··· Dataset records ···

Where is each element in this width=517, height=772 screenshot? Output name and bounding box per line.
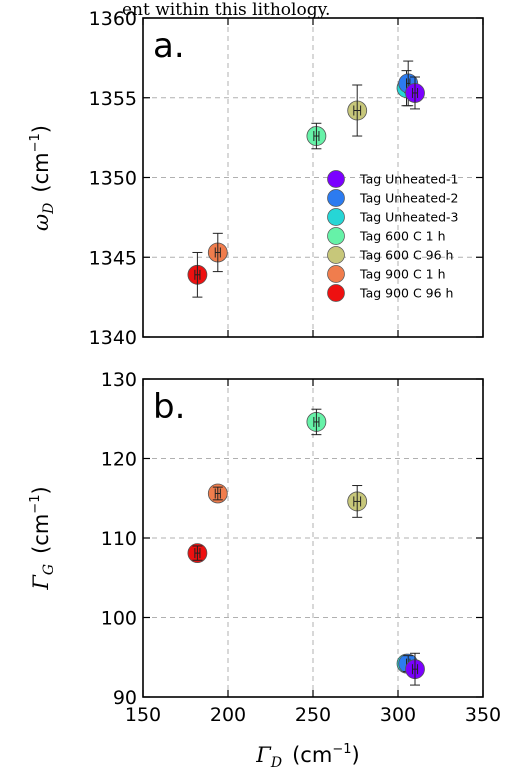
panel-b-point — [187, 543, 208, 564]
panel-a-ytick-label: 1355 — [89, 88, 137, 110]
panel-b-point — [306, 408, 327, 436]
panel-b-ytick-label: 100 — [101, 608, 137, 630]
panel-a-legend-marker — [327, 208, 345, 226]
panel-a-legend-label: Tag 600 C 96 h — [359, 248, 453, 263]
panel-a-legend-label: Tag 600 C 1 h — [359, 229, 446, 244]
panel-b-xtick-label: 200 — [210, 704, 246, 726]
panel-b-ytick-label: 130 — [101, 369, 137, 391]
panel-b-xtick-label: 300 — [380, 704, 416, 726]
panel-a-point — [207, 232, 228, 273]
panel-a-label: a. — [153, 26, 185, 66]
panel-b-ytick-label: 120 — [101, 449, 137, 471]
panel-a-point — [187, 251, 208, 298]
panel-b-point — [347, 485, 368, 518]
panel-a-ylabel: ωD(cm−1) — [28, 125, 57, 231]
panel-a-ytick-label: 1360 — [89, 8, 137, 30]
panel-b-point — [207, 483, 228, 504]
panel-b-xlabel: ΓD (cm−1) — [255, 742, 359, 771]
panel-a-legend-marker — [327, 246, 345, 264]
panel-a-legend-label: Tag 900 C 96 h — [359, 286, 453, 301]
panel-a-ytick-label: 1345 — [89, 247, 137, 269]
caption-text: ent within this lithology. — [122, 0, 331, 20]
panel-a-legend-marker — [327, 227, 345, 245]
panel-a-point — [306, 122, 327, 150]
panel-a-legend-label: Tag 900 C 1 h — [359, 267, 446, 282]
panel-b-ytick-label: 110 — [101, 528, 137, 550]
panel-b-ylabel: ΓG(cm−1) — [28, 486, 57, 590]
panel-a-point — [347, 84, 368, 137]
panel-b-xtick-label: 250 — [295, 704, 331, 726]
panel-b: 90 100 110 120 130 150 200 250 300 350 b. — [101, 369, 501, 726]
panel-a-legend-label: Tag Unheated-3 — [359, 210, 458, 225]
panel-a-legend-marker — [327, 265, 345, 283]
panel-a-ytick-label: 1350 — [89, 168, 137, 190]
panel-a-legend-label: Tag Unheated-1 — [359, 172, 458, 187]
panel-a-legend-marker — [327, 189, 345, 207]
panel-b-ytick-label: 90 — [113, 687, 137, 709]
panel-a-legend-marker — [327, 170, 345, 188]
panel-b-point — [405, 652, 425, 686]
panel-a-point — [405, 76, 425, 110]
panel-b-label: b. — [153, 387, 185, 427]
panel-b-xtick-label: 350 — [465, 704, 501, 726]
panel-a: 1340 1345 1350 1355 1360 a. Tag Unheated-1 Tag … — [89, 8, 484, 349]
panel-b-xtick-label: 150 — [125, 704, 161, 726]
panel-a-legend-label: Tag Unheated-2 — [359, 191, 458, 206]
panel-a-ytick-label: 1340 — [89, 327, 137, 349]
panel-a-legend-marker — [327, 284, 345, 302]
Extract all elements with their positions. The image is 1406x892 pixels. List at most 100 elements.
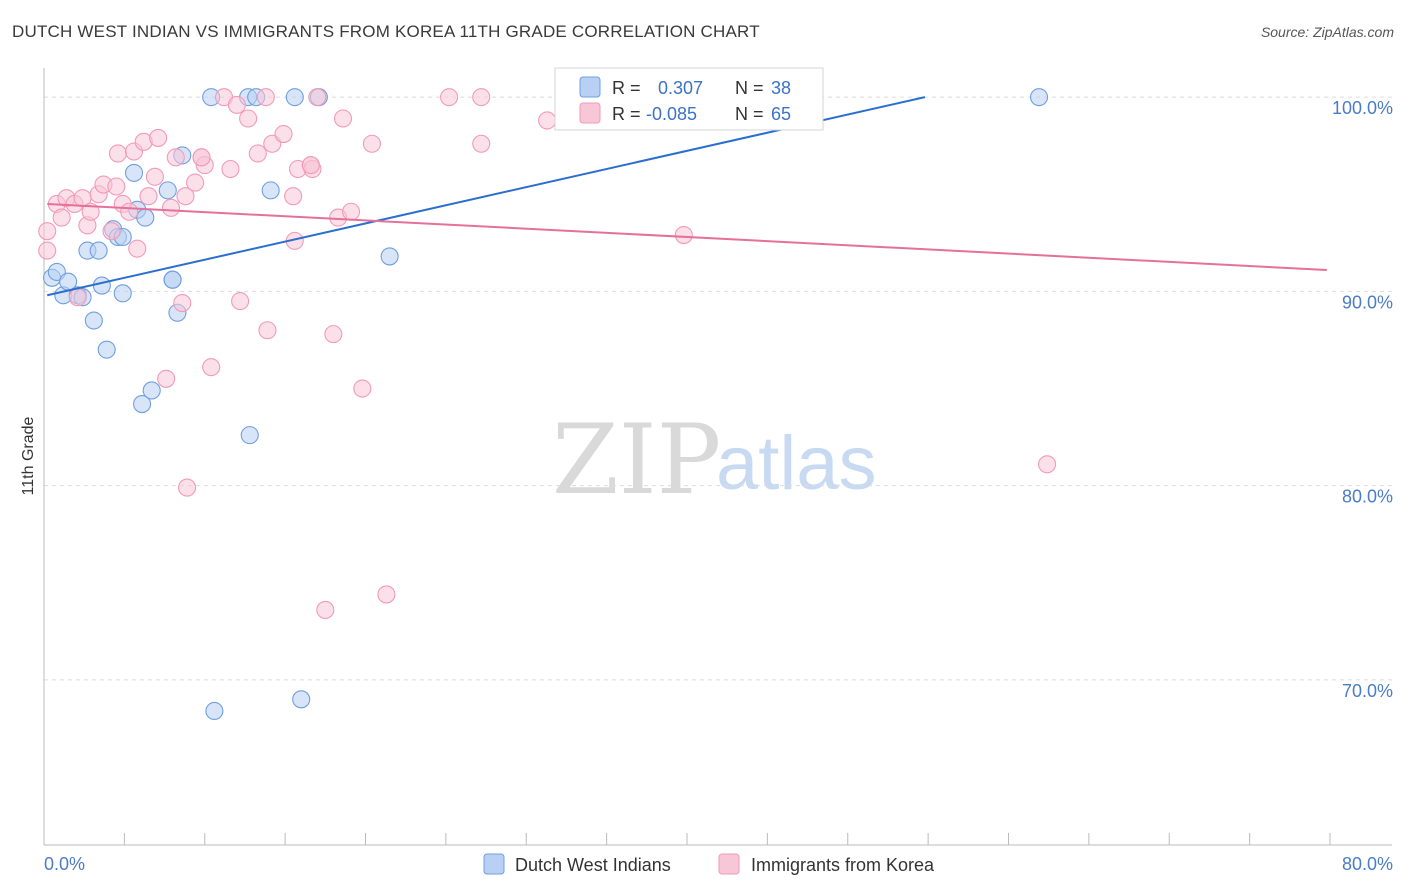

···

#### Your instructions:
Retype all of the items above line for line, with no changes, leaving out the pictures.

#### Worked answer:
Where is each element in this width=517, height=772 screenshot? Output name and bounding box per line.
panel-b-point — [187, 543, 208, 564]
panel-a-ytick-label: 1355 — [89, 88, 137, 110]
panel-b-point — [306, 408, 327, 436]
panel-b-ytick-label: 100 — [101, 608, 137, 630]
panel-a-legend-marker — [327, 208, 345, 226]
panel-a-legend-label: Tag 600 C 96 h — [359, 248, 453, 263]
panel-a-legend-label: Tag 600 C 1 h — [359, 229, 446, 244]
panel-b-xtick-label: 200 — [210, 704, 246, 726]
panel-b-ytick-label: 130 — [101, 369, 137, 391]
panel-b-xtick-label: 300 — [380, 704, 416, 726]
panel-a-point — [207, 232, 228, 273]
panel-a-label: a. — [153, 26, 185, 66]
panel-b-ytick-label: 120 — [101, 449, 137, 471]
panel-a-point — [187, 251, 208, 298]
panel-b-point — [347, 485, 368, 518]
panel-a-ylabel: ωD(cm−1) — [28, 125, 57, 231]
panel-a-ytick-label: 1360 — [89, 8, 137, 30]
panel-b-point — [207, 483, 228, 504]
panel-b-xlabel: ΓD (cm−1) — [255, 742, 359, 771]
panel-a-legend-marker — [327, 246, 345, 264]
panel-a-legend-label: Tag 900 C 96 h — [359, 286, 453, 301]
panel-a-ytick-label: 1345 — [89, 247, 137, 269]
caption-text: ent within this lithology. — [122, 0, 331, 20]
panel-a-legend-marker — [327, 227, 345, 245]
panel-a-point — [306, 122, 327, 150]
panel-a-legend-label: Tag 900 C 1 h — [359, 267, 446, 282]
panel-b-ytick-label: 110 — [101, 528, 137, 550]
panel-b-ylabel: ΓG(cm−1) — [28, 486, 57, 590]
panel-a-point — [347, 84, 368, 137]
panel-b-xtick-label: 250 — [295, 704, 331, 726]
panel-b: 90 100 110 120 130 150 200 250 300 350 b. — [101, 369, 501, 726]
panel-a-legend-label: Tag Unheated-3 — [359, 210, 458, 225]
panel-a-legend-marker — [327, 265, 345, 283]
panel-a-ytick-label: 1350 — [89, 168, 137, 190]
panel-a-legend-label: Tag Unheated-1 — [359, 172, 458, 187]
panel-a-legend-marker — [327, 189, 345, 207]
panel-b-ytick-label: 90 — [113, 687, 137, 709]
panel-a-legend-marker — [327, 170, 345, 188]
panel-b-point — [405, 652, 425, 686]
panel-a-point — [405, 76, 425, 110]
panel-b-label: b. — [153, 387, 185, 427]
panel-b-xtick-label: 350 — [465, 704, 501, 726]
panel-a: 1340 1345 1350 1355 1360 a. Tag Unheated-1 Tag … — [89, 8, 484, 349]
panel-b-xtick-label: 150 — [125, 704, 161, 726]
panel-a-legend-label: Tag Unheated-2 — [359, 191, 458, 206]
panel-a-ytick-label: 1340 — [89, 327, 137, 349]
panel-a-legend-marker — [327, 284, 345, 302]
Extract all elements with their positions. The image is 1406x892 pixels. List at most 100 elements.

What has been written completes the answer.